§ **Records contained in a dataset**
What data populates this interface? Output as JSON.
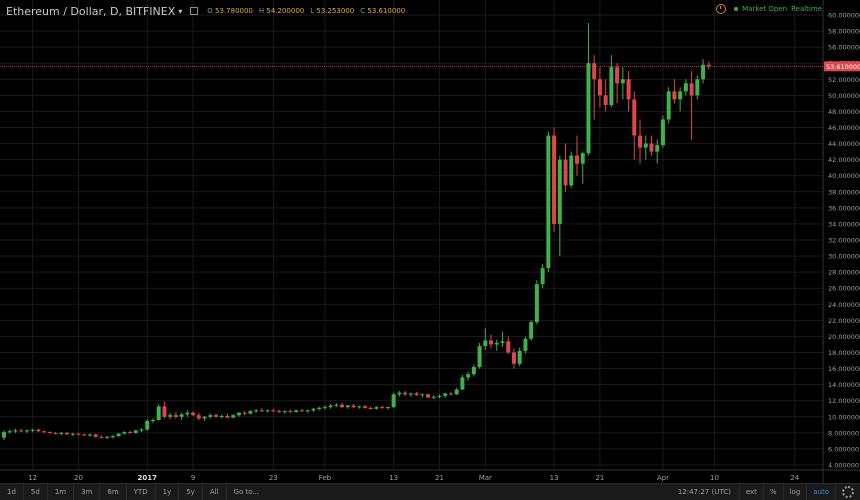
{
  "header": {
    "symbol": "Ethereum / Dollar, D, BITFINEX",
    "caret": "▾",
    "ohlc": [
      {
        "key": "O",
        "value": "53.780000"
      },
      {
        "key": "H",
        "value": "54.200000"
      },
      {
        "key": "L",
        "value": "53.253000"
      },
      {
        "key": "C",
        "value": "53.610000"
      }
    ]
  },
  "market_status": "Market Open",
  "realtime_label": "Realtime",
  "colors": {
    "up": "#3fb24a",
    "down": "#e0474c",
    "last_price": "#e0474c",
    "accent": "#2d9cdb"
  },
  "toolbar": {
    "ranges": [
      "1d",
      "5d",
      "1m",
      "3m",
      "6m",
      "YTD",
      "1y",
      "5y",
      "All"
    ],
    "goto": "Go to...",
    "time": "12:47:27 (UTC)",
    "right": [
      "ext",
      "%",
      "log",
      "auto"
    ]
  },
  "chart_data": {
    "type": "candlestick",
    "title": "Ethereum / Dollar, D, BITFINEX",
    "ylim": [
      4,
      60
    ],
    "y_ticks": [
      "60.000000",
      "58.000000",
      "56.000000",
      "54.000000",
      "52.000000",
      "50.000000",
      "48.000000",
      "46.000000",
      "44.000000",
      "42.000000",
      "40.000000",
      "38.000000",
      "36.000000",
      "34.000000",
      "32.000000",
      "30.000000",
      "28.000000",
      "26.000000",
      "24.000000",
      "22.000000",
      "20.000000",
      "18.000000",
      "16.000000",
      "14.000000",
      "12.000000",
      "10.000000",
      "8.000000",
      "6.000000",
      "4.000000"
    ],
    "x_ticks": [
      {
        "label": "12",
        "i": 5
      },
      {
        "label": "20",
        "i": 13
      },
      {
        "label": "2017",
        "i": 25,
        "bold": true
      },
      {
        "label": "9",
        "i": 33
      },
      {
        "label": "23",
        "i": 47
      },
      {
        "label": "Feb",
        "i": 56
      },
      {
        "label": "13",
        "i": 68
      },
      {
        "label": "21",
        "i": 76
      },
      {
        "label": "Mar",
        "i": 84
      },
      {
        "label": "13",
        "i": 96
      },
      {
        "label": "21",
        "i": 104
      },
      {
        "label": "Apr",
        "i": 115
      },
      {
        "label": "10",
        "i": 124
      },
      {
        "label": "24",
        "i": 138
      }
    ],
    "last_price": "53.610000",
    "last_value": 53.61,
    "candles": [
      [
        7.4,
        8.3,
        7.1,
        8.1
      ],
      [
        8.1,
        8.4,
        7.9,
        8.2
      ],
      [
        8.2,
        8.5,
        8.0,
        8.3
      ],
      [
        8.3,
        8.5,
        8.1,
        8.2
      ],
      [
        8.2,
        8.4,
        8.0,
        8.3
      ],
      [
        8.3,
        8.5,
        8.1,
        8.4
      ],
      [
        8.4,
        8.5,
        8.1,
        8.2
      ],
      [
        8.2,
        8.3,
        8.0,
        8.1
      ],
      [
        8.1,
        8.2,
        7.9,
        8.0
      ],
      [
        8.0,
        8.1,
        7.8,
        7.9
      ],
      [
        7.9,
        8.1,
        7.7,
        8.0
      ],
      [
        8.0,
        8.1,
        7.8,
        7.8
      ],
      [
        7.8,
        8.0,
        7.6,
        7.9
      ],
      [
        7.9,
        8.0,
        7.7,
        7.8
      ],
      [
        7.8,
        7.9,
        7.6,
        7.7
      ],
      [
        7.7,
        7.9,
        7.5,
        7.8
      ],
      [
        7.8,
        7.9,
        7.4,
        7.5
      ],
      [
        7.5,
        7.7,
        7.3,
        7.4
      ],
      [
        7.4,
        7.6,
        7.2,
        7.5
      ],
      [
        7.5,
        7.7,
        7.3,
        7.6
      ],
      [
        7.6,
        8.0,
        7.5,
        7.9
      ],
      [
        7.9,
        8.2,
        7.8,
        8.1
      ],
      [
        8.1,
        8.3,
        7.9,
        8.0
      ],
      [
        8.0,
        8.4,
        7.9,
        8.3
      ],
      [
        8.3,
        8.6,
        8.1,
        8.4
      ],
      [
        8.4,
        9.7,
        8.3,
        9.5
      ],
      [
        9.5,
        9.8,
        9.2,
        9.6
      ],
      [
        9.6,
        11.6,
        9.5,
        11.3
      ],
      [
        11.3,
        11.9,
        9.8,
        10.0
      ],
      [
        10.0,
        10.5,
        9.7,
        10.2
      ],
      [
        10.2,
        10.6,
        9.8,
        10.0
      ],
      [
        10.0,
        10.5,
        9.6,
        10.3
      ],
      [
        10.3,
        10.8,
        10.0,
        10.5
      ],
      [
        10.5,
        10.7,
        10.1,
        10.2
      ],
      [
        10.2,
        10.5,
        9.6,
        9.8
      ],
      [
        9.8,
        10.1,
        9.5,
        10.0
      ],
      [
        10.0,
        10.4,
        9.8,
        10.2
      ],
      [
        10.2,
        10.4,
        9.9,
        10.0
      ],
      [
        10.0,
        10.3,
        9.8,
        10.1
      ],
      [
        10.1,
        10.4,
        9.8,
        9.9
      ],
      [
        9.9,
        10.3,
        9.8,
        10.2
      ],
      [
        10.2,
        10.6,
        10.0,
        10.5
      ],
      [
        10.5,
        10.7,
        10.2,
        10.4
      ],
      [
        10.4,
        10.8,
        10.3,
        10.7
      ],
      [
        10.7,
        11.0,
        10.5,
        10.8
      ],
      [
        10.8,
        11.1,
        10.6,
        10.7
      ],
      [
        10.7,
        10.9,
        10.5,
        10.8
      ],
      [
        10.8,
        11.0,
        10.6,
        10.7
      ],
      [
        10.7,
        10.9,
        10.5,
        10.6
      ],
      [
        10.6,
        10.8,
        10.4,
        10.7
      ],
      [
        10.7,
        10.9,
        10.5,
        10.6
      ],
      [
        10.6,
        10.9,
        10.5,
        10.8
      ],
      [
        10.8,
        11.0,
        10.6,
        10.7
      ],
      [
        10.7,
        10.9,
        10.5,
        10.8
      ],
      [
        10.8,
        11.1,
        10.6,
        11.0
      ],
      [
        11.0,
        11.3,
        10.8,
        11.1
      ],
      [
        11.1,
        11.4,
        10.9,
        11.2
      ],
      [
        11.2,
        11.6,
        11.0,
        11.4
      ],
      [
        11.4,
        11.7,
        11.2,
        11.5
      ],
      [
        11.5,
        11.7,
        11.1,
        11.2
      ],
      [
        11.2,
        11.5,
        11.0,
        11.4
      ],
      [
        11.4,
        11.6,
        11.1,
        11.2
      ],
      [
        11.2,
        11.4,
        11.0,
        11.3
      ],
      [
        11.3,
        11.5,
        11.0,
        11.1
      ],
      [
        11.1,
        11.3,
        10.9,
        11.0
      ],
      [
        11.0,
        11.3,
        10.9,
        11.2
      ],
      [
        11.2,
        11.4,
        11.0,
        11.1
      ],
      [
        11.1,
        11.3,
        10.9,
        11.2
      ],
      [
        11.2,
        13.0,
        11.1,
        12.8
      ],
      [
        12.8,
        13.2,
        12.5,
        13.0
      ],
      [
        13.0,
        13.2,
        12.6,
        12.8
      ],
      [
        12.8,
        13.0,
        12.5,
        12.9
      ],
      [
        12.9,
        13.1,
        12.6,
        12.7
      ],
      [
        12.7,
        12.9,
        12.4,
        12.8
      ],
      [
        12.8,
        12.9,
        12.3,
        12.4
      ],
      [
        12.4,
        12.7,
        12.2,
        12.5
      ],
      [
        12.5,
        12.8,
        12.3,
        12.6
      ],
      [
        12.6,
        13.0,
        12.4,
        12.9
      ],
      [
        12.9,
        13.1,
        12.6,
        12.8
      ],
      [
        12.8,
        13.6,
        12.7,
        13.4
      ],
      [
        13.4,
        15.2,
        13.3,
        14.9
      ],
      [
        14.9,
        15.6,
        14.5,
        15.3
      ],
      [
        15.3,
        16.5,
        15.0,
        16.2
      ],
      [
        16.2,
        19.2,
        16.0,
        18.8
      ],
      [
        18.8,
        21.0,
        18.3,
        19.5
      ],
      [
        19.5,
        20.2,
        18.5,
        19.0
      ],
      [
        19.0,
        19.6,
        18.2,
        19.2
      ],
      [
        19.2,
        20.6,
        18.7,
        19.4
      ],
      [
        19.4,
        20.0,
        17.8,
        18.0
      ],
      [
        18.0,
        18.5,
        16.0,
        16.6
      ],
      [
        16.6,
        18.6,
        16.3,
        18.2
      ],
      [
        18.2,
        20.0,
        17.9,
        19.7
      ],
      [
        19.7,
        22.0,
        19.5,
        21.8
      ],
      [
        21.8,
        27.0,
        21.5,
        26.5
      ],
      [
        26.5,
        29.0,
        26.0,
        28.5
      ],
      [
        28.5,
        45.5,
        28.0,
        45.0
      ],
      [
        45.0,
        46.0,
        33.0,
        34.0
      ],
      [
        34.0,
        42.5,
        30.0,
        42.0
      ],
      [
        42.0,
        44.0,
        38.0,
        38.8
      ],
      [
        38.8,
        43.0,
        38.5,
        42.5
      ],
      [
        42.5,
        45.0,
        40.0,
        41.5
      ],
      [
        41.5,
        43.0,
        39.0,
        42.8
      ],
      [
        42.8,
        59.0,
        42.5,
        54.0
      ],
      [
        54.0,
        55.0,
        47.0,
        52.0
      ],
      [
        52.0,
        53.5,
        48.5,
        50.0
      ],
      [
        50.0,
        52.0,
        48.0,
        48.8
      ],
      [
        48.8,
        55.0,
        48.5,
        53.5
      ],
      [
        53.5,
        54.0,
        49.0,
        51.5
      ],
      [
        51.5,
        53.5,
        49.5,
        52.0
      ],
      [
        52.0,
        53.0,
        48.0,
        49.5
      ],
      [
        49.5,
        50.5,
        42.0,
        45.0
      ],
      [
        45.0,
        47.0,
        41.5,
        43.5
      ],
      [
        43.5,
        45.0,
        42.0,
        44.0
      ],
      [
        44.0,
        45.0,
        42.5,
        43.0
      ],
      [
        43.0,
        44.5,
        41.5,
        43.8
      ],
      [
        43.8,
        47.5,
        43.5,
        47.0
      ],
      [
        47.0,
        51.0,
        46.5,
        50.5
      ],
      [
        50.5,
        52.0,
        49.0,
        49.5
      ],
      [
        49.5,
        51.0,
        48.0,
        50.5
      ],
      [
        50.5,
        52.0,
        50.0,
        51.5
      ],
      [
        51.5,
        53.0,
        44.5,
        50.0
      ],
      [
        50.0,
        52.5,
        49.5,
        52.0
      ],
      [
        52.0,
        54.5,
        51.5,
        53.8
      ],
      [
        53.8,
        54.2,
        53.2,
        53.6
      ]
    ]
  }
}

§ **Challenge**
Return all the lines that contain the string "Ethereum".

§ **Answer to this problem**
    "symbol": "Ethereum / Dollar, D, BITFINEX",
    "title": "Ethereum / Dollar, D, BITFINEX",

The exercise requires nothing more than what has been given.